GIVEN REQUEST:
Pull each line containing "Variance" out of the data and copy it.

GIVEN DATA:
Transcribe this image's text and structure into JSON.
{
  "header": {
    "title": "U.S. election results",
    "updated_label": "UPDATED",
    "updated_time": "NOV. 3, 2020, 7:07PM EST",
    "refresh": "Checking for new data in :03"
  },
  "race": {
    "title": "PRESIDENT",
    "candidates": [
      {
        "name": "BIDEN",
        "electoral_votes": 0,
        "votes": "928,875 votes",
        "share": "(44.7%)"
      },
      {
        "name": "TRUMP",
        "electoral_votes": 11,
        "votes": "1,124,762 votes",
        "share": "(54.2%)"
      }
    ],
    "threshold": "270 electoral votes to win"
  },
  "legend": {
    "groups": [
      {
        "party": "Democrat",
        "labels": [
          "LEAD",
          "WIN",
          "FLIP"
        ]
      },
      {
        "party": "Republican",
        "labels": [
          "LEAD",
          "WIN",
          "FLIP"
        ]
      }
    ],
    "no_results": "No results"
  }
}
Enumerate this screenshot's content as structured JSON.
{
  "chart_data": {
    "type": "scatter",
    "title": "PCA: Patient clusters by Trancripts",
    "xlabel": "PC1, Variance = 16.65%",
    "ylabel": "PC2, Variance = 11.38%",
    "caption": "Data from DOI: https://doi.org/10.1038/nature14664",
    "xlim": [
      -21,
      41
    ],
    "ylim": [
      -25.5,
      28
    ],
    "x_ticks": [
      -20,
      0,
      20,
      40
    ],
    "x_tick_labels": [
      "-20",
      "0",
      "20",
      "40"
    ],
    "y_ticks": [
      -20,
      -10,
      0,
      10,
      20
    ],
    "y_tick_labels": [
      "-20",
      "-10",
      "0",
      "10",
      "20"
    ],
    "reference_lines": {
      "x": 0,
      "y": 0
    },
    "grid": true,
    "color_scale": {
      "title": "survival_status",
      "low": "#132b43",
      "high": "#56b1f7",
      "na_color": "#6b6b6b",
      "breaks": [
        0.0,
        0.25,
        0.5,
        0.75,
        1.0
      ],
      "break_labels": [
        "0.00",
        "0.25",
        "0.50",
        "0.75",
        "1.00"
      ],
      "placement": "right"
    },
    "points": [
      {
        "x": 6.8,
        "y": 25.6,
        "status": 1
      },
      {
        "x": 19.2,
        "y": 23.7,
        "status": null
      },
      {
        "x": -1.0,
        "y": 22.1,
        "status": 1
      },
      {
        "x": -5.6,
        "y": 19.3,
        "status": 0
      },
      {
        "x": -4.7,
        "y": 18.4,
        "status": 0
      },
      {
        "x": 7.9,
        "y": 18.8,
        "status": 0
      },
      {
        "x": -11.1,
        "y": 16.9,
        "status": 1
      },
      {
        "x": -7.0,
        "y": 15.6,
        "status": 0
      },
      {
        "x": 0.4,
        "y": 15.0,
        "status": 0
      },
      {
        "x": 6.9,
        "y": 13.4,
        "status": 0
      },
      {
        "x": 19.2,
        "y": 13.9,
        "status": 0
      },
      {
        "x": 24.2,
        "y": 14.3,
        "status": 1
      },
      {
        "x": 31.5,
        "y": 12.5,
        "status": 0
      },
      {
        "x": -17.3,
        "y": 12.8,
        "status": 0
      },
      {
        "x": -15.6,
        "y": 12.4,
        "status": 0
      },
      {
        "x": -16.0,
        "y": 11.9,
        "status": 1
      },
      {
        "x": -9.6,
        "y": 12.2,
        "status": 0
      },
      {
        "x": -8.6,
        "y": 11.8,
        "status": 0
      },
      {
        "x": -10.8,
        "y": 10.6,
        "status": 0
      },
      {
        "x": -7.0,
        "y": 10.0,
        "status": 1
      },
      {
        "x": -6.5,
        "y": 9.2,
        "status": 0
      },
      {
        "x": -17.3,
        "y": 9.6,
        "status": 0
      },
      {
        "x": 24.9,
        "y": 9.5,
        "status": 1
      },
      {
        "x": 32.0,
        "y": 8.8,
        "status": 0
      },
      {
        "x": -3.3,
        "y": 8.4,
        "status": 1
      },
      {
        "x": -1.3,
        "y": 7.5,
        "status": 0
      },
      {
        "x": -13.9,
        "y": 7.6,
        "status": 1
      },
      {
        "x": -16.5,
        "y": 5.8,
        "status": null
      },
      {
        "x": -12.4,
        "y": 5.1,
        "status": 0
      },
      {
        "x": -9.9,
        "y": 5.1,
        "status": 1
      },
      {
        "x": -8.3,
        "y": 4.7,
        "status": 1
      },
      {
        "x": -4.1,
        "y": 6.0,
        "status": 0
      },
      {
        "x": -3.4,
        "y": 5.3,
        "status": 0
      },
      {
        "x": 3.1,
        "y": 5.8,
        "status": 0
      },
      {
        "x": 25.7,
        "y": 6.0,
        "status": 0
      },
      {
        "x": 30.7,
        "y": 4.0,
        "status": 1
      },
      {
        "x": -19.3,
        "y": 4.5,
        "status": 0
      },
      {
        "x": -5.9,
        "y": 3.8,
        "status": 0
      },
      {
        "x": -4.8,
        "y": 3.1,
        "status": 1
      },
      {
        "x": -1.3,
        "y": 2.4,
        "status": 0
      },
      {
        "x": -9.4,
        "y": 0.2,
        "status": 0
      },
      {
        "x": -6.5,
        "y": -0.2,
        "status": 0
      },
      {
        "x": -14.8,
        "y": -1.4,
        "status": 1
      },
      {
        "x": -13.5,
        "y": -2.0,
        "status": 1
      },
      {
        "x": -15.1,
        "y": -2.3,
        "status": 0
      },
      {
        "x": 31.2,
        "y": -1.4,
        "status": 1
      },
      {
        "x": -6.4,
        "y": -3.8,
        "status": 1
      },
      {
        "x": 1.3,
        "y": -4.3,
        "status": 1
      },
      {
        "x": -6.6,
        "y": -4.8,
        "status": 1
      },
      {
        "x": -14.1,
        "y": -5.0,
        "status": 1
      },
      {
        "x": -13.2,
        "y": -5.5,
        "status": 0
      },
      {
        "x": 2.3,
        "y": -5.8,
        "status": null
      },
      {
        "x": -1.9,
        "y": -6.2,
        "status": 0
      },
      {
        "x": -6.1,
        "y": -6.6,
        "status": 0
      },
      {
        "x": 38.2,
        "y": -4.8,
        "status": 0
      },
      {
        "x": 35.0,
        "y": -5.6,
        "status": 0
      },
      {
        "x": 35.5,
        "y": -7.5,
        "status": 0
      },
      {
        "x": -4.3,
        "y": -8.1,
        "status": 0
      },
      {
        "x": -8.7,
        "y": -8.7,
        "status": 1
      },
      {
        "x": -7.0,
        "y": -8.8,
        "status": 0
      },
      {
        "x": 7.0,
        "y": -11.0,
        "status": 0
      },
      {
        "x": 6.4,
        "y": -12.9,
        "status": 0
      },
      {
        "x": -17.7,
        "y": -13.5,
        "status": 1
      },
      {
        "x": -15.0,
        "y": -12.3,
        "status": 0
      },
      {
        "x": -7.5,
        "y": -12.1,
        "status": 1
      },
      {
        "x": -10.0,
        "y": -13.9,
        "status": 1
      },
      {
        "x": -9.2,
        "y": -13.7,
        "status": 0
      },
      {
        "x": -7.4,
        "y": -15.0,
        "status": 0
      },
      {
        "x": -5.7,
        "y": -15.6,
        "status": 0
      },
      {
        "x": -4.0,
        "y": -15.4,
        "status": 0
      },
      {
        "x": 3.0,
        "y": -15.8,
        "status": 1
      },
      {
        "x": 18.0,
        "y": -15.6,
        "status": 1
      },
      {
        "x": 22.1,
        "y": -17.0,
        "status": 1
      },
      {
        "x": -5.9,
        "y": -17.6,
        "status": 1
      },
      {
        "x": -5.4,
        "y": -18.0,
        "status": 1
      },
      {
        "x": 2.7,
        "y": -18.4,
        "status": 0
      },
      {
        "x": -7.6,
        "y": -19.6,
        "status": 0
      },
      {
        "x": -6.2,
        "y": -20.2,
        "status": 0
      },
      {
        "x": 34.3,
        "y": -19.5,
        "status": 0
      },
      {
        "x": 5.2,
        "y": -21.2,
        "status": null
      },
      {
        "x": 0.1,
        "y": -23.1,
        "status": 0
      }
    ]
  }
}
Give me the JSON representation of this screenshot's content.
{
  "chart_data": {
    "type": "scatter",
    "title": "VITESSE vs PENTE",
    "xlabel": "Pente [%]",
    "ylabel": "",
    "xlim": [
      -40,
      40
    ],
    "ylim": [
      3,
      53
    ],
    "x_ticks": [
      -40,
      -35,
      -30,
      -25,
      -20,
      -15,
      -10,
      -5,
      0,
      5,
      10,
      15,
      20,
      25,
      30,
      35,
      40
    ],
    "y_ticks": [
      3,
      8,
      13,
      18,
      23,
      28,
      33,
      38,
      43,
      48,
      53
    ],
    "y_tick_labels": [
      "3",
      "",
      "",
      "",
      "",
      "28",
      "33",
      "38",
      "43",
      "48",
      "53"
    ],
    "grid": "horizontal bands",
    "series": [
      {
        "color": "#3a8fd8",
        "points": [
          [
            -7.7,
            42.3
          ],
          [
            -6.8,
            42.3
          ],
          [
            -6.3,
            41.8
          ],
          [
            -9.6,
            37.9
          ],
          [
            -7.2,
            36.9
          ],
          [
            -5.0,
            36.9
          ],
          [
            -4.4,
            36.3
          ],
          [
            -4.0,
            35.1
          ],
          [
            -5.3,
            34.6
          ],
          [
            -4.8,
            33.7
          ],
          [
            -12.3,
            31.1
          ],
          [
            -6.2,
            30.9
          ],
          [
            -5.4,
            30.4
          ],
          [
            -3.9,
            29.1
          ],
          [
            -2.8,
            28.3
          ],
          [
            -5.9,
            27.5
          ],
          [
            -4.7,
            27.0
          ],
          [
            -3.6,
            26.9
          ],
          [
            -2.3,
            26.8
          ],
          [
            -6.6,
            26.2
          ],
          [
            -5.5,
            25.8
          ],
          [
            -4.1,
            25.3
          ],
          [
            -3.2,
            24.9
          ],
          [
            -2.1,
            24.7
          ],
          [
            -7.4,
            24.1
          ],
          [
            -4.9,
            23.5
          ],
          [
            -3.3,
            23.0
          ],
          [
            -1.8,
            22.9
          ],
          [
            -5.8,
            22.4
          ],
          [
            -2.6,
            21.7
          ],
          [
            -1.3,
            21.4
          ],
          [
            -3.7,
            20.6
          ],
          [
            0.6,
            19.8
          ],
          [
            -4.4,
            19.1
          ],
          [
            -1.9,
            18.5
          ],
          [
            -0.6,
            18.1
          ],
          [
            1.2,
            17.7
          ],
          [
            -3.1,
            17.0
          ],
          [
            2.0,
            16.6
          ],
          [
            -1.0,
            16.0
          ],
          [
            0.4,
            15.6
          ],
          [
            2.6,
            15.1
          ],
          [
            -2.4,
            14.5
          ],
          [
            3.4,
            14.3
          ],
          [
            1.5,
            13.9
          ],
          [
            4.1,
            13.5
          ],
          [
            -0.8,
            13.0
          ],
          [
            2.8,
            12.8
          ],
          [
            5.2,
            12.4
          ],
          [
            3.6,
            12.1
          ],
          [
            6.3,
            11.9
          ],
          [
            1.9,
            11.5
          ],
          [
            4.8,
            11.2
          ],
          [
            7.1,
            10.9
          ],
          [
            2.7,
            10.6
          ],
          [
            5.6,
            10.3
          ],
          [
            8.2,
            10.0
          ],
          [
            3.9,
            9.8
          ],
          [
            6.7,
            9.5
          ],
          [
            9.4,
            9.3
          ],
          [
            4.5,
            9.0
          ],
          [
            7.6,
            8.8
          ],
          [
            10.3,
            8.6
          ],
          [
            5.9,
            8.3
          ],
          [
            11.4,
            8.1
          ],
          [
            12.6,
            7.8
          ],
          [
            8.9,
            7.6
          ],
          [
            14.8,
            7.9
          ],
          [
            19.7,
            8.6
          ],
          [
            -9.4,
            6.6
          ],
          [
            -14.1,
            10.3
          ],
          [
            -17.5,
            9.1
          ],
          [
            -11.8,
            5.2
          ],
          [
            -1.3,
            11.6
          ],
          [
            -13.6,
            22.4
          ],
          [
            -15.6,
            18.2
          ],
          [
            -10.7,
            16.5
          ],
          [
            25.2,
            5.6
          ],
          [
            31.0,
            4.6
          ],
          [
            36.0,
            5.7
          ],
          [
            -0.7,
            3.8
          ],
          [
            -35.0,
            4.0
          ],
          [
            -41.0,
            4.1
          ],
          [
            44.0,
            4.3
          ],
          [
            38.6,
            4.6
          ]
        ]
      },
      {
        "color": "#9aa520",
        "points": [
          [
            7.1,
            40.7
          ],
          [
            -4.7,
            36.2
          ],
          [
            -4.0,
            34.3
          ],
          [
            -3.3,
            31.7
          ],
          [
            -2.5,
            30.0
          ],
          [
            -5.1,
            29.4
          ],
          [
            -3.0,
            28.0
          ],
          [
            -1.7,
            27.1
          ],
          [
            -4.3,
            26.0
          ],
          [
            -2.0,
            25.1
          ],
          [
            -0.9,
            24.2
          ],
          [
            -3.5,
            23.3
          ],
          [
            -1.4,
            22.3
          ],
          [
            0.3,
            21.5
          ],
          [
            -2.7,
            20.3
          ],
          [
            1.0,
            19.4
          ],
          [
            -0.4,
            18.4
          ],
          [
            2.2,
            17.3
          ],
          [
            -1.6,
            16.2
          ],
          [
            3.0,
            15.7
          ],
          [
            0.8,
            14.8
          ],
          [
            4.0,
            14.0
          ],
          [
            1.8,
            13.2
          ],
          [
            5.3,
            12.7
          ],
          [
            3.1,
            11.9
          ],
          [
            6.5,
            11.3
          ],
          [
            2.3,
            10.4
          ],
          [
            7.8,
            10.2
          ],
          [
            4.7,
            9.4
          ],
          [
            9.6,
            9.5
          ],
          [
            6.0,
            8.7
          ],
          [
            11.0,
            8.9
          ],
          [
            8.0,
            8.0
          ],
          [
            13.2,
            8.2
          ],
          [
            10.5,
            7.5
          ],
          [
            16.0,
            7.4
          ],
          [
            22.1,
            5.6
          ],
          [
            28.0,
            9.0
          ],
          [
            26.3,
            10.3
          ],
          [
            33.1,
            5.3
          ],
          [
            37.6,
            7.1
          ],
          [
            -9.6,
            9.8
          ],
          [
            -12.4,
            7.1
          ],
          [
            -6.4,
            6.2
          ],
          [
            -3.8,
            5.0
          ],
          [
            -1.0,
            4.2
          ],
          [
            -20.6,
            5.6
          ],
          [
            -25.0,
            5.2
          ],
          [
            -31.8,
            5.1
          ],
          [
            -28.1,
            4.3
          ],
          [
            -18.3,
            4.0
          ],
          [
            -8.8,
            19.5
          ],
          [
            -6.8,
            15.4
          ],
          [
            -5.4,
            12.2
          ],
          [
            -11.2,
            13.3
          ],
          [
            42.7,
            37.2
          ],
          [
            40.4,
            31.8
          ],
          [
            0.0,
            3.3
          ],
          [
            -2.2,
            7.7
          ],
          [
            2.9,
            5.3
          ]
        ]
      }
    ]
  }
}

FULL SOLUTION:
    "xlabel": "PC1, Variance = 16.65%",
    "ylabel": "PC2, Variance = 11.38%",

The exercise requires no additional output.